▶ **Stated task**
Gather up every line that includes the string "image".

▶ **Provided material**
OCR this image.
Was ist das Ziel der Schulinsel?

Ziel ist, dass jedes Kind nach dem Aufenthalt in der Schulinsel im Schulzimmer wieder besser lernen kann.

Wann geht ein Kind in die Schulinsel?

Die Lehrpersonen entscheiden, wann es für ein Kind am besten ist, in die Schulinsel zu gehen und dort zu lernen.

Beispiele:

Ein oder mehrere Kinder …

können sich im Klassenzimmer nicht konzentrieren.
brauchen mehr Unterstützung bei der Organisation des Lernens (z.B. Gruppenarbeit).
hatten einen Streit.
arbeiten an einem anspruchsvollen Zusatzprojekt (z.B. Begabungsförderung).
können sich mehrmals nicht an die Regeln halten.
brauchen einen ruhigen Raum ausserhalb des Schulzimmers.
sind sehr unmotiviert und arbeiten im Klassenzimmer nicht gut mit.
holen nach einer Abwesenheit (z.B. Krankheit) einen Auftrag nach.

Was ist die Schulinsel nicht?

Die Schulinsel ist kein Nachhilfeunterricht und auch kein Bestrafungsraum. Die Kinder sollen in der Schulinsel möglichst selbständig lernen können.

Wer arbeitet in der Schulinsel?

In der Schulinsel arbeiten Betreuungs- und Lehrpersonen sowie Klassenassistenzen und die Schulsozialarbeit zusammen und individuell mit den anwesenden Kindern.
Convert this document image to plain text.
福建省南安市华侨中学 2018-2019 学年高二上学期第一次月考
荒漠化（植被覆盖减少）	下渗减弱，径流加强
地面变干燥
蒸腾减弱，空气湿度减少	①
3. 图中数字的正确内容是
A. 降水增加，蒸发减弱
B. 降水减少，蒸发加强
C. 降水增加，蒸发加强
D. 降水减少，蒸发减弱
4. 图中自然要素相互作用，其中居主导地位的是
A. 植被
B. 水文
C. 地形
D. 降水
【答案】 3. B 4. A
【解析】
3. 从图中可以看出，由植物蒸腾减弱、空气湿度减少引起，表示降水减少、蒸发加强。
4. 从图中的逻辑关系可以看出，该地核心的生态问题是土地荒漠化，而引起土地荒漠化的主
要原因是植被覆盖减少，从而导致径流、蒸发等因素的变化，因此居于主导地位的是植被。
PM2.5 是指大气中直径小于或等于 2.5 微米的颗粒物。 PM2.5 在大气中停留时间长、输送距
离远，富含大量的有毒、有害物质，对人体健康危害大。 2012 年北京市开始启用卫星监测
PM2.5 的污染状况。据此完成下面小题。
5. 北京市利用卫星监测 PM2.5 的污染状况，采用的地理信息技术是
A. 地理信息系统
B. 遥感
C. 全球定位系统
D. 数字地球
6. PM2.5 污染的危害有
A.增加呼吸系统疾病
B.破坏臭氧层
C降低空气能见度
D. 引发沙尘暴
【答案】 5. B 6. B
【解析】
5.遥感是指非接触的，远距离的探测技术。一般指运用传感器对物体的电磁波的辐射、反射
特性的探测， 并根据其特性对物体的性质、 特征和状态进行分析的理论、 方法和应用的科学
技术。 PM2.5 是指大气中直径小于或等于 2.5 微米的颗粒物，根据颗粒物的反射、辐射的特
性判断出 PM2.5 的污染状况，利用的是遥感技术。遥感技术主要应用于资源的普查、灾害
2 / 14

▶ **Exercise output**
OCR this image.
Convert this document image to plain text.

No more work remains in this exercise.